» What to do
Copy out all of the data below with no alterations.

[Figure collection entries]
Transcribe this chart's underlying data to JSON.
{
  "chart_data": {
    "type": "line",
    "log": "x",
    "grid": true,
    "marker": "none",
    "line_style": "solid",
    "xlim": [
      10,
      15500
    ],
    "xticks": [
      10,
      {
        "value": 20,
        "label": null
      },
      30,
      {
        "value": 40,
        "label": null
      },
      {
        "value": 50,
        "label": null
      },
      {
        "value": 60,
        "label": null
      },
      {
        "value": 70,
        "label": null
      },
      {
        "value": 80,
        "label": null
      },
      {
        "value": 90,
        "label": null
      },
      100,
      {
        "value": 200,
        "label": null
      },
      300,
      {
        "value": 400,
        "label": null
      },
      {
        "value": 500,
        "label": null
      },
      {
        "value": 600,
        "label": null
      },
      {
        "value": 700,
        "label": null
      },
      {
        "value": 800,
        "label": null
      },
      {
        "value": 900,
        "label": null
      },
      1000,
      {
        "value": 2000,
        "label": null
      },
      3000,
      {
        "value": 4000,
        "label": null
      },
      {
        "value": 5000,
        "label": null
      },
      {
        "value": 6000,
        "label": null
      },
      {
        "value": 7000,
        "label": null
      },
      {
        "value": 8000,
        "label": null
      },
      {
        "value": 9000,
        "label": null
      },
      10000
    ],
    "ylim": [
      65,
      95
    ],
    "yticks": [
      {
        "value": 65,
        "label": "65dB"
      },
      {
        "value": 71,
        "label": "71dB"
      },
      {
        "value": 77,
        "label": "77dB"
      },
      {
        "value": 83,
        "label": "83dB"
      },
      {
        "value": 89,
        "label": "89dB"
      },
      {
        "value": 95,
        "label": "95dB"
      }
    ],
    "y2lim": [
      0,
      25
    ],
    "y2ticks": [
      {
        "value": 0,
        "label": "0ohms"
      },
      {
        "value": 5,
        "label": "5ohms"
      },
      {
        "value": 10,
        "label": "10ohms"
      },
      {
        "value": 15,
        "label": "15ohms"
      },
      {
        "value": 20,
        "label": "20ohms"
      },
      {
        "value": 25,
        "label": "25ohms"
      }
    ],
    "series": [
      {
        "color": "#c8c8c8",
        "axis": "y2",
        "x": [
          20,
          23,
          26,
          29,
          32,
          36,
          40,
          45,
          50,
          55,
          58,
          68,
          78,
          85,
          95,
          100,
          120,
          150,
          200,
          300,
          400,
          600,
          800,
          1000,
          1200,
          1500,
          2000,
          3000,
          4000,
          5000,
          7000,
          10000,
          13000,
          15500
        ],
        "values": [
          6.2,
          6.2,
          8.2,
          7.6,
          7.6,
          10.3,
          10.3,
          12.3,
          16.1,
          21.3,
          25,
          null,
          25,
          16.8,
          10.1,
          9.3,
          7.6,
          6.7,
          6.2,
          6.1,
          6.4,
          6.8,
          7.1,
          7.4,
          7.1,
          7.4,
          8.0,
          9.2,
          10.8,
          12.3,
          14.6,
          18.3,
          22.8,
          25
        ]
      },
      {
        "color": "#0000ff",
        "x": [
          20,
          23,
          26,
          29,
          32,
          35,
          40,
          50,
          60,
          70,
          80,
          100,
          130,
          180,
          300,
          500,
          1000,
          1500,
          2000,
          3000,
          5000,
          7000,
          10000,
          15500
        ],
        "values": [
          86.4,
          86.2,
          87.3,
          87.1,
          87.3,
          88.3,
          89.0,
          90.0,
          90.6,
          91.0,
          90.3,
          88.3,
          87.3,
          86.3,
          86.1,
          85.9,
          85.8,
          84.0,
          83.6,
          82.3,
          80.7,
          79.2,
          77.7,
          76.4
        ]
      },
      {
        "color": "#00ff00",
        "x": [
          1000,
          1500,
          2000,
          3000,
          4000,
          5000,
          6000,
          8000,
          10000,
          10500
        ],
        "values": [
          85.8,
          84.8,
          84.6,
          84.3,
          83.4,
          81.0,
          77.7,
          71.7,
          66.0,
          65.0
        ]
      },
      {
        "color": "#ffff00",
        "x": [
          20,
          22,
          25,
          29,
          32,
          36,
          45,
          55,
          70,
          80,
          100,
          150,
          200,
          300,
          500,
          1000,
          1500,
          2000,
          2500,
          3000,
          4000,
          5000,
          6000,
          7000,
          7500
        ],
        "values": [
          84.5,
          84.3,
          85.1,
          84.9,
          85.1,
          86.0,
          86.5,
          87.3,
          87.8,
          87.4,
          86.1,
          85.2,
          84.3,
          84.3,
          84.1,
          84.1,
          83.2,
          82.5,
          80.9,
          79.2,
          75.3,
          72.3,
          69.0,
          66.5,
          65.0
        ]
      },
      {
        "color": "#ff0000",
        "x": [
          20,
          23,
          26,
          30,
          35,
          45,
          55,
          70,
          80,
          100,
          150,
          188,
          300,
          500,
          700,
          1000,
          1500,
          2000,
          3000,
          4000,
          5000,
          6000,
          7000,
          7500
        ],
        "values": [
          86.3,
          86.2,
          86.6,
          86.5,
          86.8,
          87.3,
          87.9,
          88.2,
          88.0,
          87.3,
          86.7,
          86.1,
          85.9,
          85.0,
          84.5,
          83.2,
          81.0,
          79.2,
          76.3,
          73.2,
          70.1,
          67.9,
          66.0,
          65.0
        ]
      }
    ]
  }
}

» Answer for this exercise
Transcribe this chart's underlying data to JSON.
{
  "chart_data": {
    "type": "line",
    "log": "x",
    "grid": true,
    "marker": "none",
    "line_style": "solid",
    "xlim": [
      10,
      15500
    ],
    "xticks": [
      10,
      {
        "value": 20,
        "label": null
      },
      30,
      {
        "value": 40,
        "label": null
      },
      {
        "value": 50,
        "label": null
      },
      {
        "value": 60,
        "label": null
      },
      {
        "value": 70,
        "label": null
      },
      {
        "value": 80,
        "label": null
      },
      {
        "value": 90,
        "label": null
      },
      100,
      {
        "value": 200,
        "label": null
      },
      300,
      {
        "value": 400,
        "label": null
      },
      {
        "value": 500,
        "label": null
      },
      {
        "value": 600,
        "label": null
      },
      {
        "value": 700,
        "label": null
      },
      {
        "value": 800,
        "label": null
      },
      {
        "value": 900,
        "label": null
      },
      1000,
      {
        "value": 2000,
        "label": null
      },
      3000,
      {
        "value": 4000,
        "label": null
      },
      {
        "value": 5000,
        "label": null
      },
      {
        "value": 6000,
        "label": null
      },
      {
        "value": 7000,
        "label": null
      },
      {
        "value": 8000,
        "label": null
      },
      {
        "value": 9000,
        "label": null
      },
      10000
    ],
    "ylim": [
      65,
      95
    ],
    "yticks": [
      {
        "value": 65,
        "label": "65dB"
      },
      {
        "value": 71,
        "label": "71dB"
      },
      {
        "value": 77,
        "label": "77dB"
      },
      {
        "value": 83,
        "label": "83dB"
      },
      {
        "value": 89,
        "label": "89dB"
      },
      {
        "value": 95,
        "label": "95dB"
      }
    ],
    "y2lim": [
      0,
      25
    ],
    "y2ticks": [
      {
        "value": 0,
        "label": "0ohms"
      },
      {
        "value": 5,
        "label": "5ohms"
      },
      {
        "value": 10,
        "label": "10ohms"
      },
      {
        "value": 15,
        "label": "15ohms"
      },
      {
        "value": 20,
        "label": "20ohms"
      },
      {
        "value": 25,
        "label": "25ohms"
      }
    ],
    "series": [
      {
        "color": "#c8c8c8",
        "axis": "y2",
        "x": [
          20,
          23,
          26,
          29,
          32,
          36,
          40,
          45,
          50,
          55,
          58,
          68,
          78,
          85,
          95,
          100,
          120,
          150,
          200,
          300,
          400,
          600,
          800,
          1000,
          1200,
          1500,
          2000,
          3000,
          4000,
          5000,
          7000,
          10000,
          13000,
          15500
        ],
        "values": [
          6.2,
          6.2,
          8.2,
          7.6,
          7.6,
          10.3,
          10.3,
          12.3,
          16.1,
          21.3,
          25,
          null,
          25,
          16.8,
          10.1,
          9.3,
          7.6,
          6.7,
          6.2,
          6.1,
          6.4,
          6.8,
          7.1,
          7.4,
          7.1,
          7.4,
          8.0,
          9.2,
          10.8,
          12.3,
          14.6,
          18.3,
          22.8,
          25
        ]
      },
      {
        "color": "#0000ff",
        "x": [
          20,
          23,
          26,
          29,
          32,
          35,
          40,
          50,
          60,
          70,
          80,
          100,
          130,
          180,
          300,
          500,
          1000,
          1500,
          2000,
          3000,
          5000,
          7000,
          10000,
          15500
        ],
        "values": [
          86.4,
          86.2,
          87.3,
          87.1,
          87.3,
          88.3,
          89.0,
          90.0,
          90.6,
          91.0,
          90.3,
          88.3,
          87.3,
          86.3,
          86.1,
          85.9,
          85.8,
          84.0,
          83.6,
          82.3,
          80.7,
          79.2,
          77.7,
          76.4
        ]
      },
      {
        "color": "#00ff00",
        "x": [
          1000,
          1500,
          2000,
          3000,
          4000,
          5000,
          6000,
          8000,
          10000,
          10500
        ],
        "values": [
          85.8,
          84.8,
          84.6,
          84.3,
          83.4,
          81.0,
          77.7,
          71.7,
          66.0,
          65.0
        ]
      },
      {
        "color": "#ffff00",
        "x": [
          20,
          22,
          25,
          29,
          32,
          36,
          45,
          55,
          70,
          80,
          100,
          150,
          200,
          300,
          500,
          1000,
          1500,
          2000,
          2500,
          3000,
          4000,
          5000,
          6000,
          7000,
          7500
        ],
        "values": [
          84.5,
          84.3,
          85.1,
          84.9,
          85.1,
          86.0,
          86.5,
          87.3,
          87.8,
          87.4,
          86.1,
          85.2,
          84.3,
          84.3,
          84.1,
          84.1,
          83.2,
          82.5,
          80.9,
          79.2,
          75.3,
          72.3,
          69.0,
          66.5,
          65.0
        ]
      },
      {
        "color": "#ff0000",
        "x": [
          20,
          23,
          26,
          30,
          35,
          45,
          55,
          70,
          80,
          100,
          150,
          188,
          300,
          500,
          700,
          1000,
          1500,
          2000,
          3000,
          4000,
          5000,
          6000,
          7000,
          7500
        ],
        "values": [
          86.3,
          86.2,
          86.6,
          86.5,
          86.8,
          87.3,
          87.9,
          88.2,
          88.0,
          87.3,
          86.7,
          86.1,
          85.9,
          85.0,
          84.5,
          83.2,
          81.0,
          79.2,
          76.3,
          73.2,
          70.1,
          67.9,
          66.0,
          65.0
        ]
      }
    ]
  }
}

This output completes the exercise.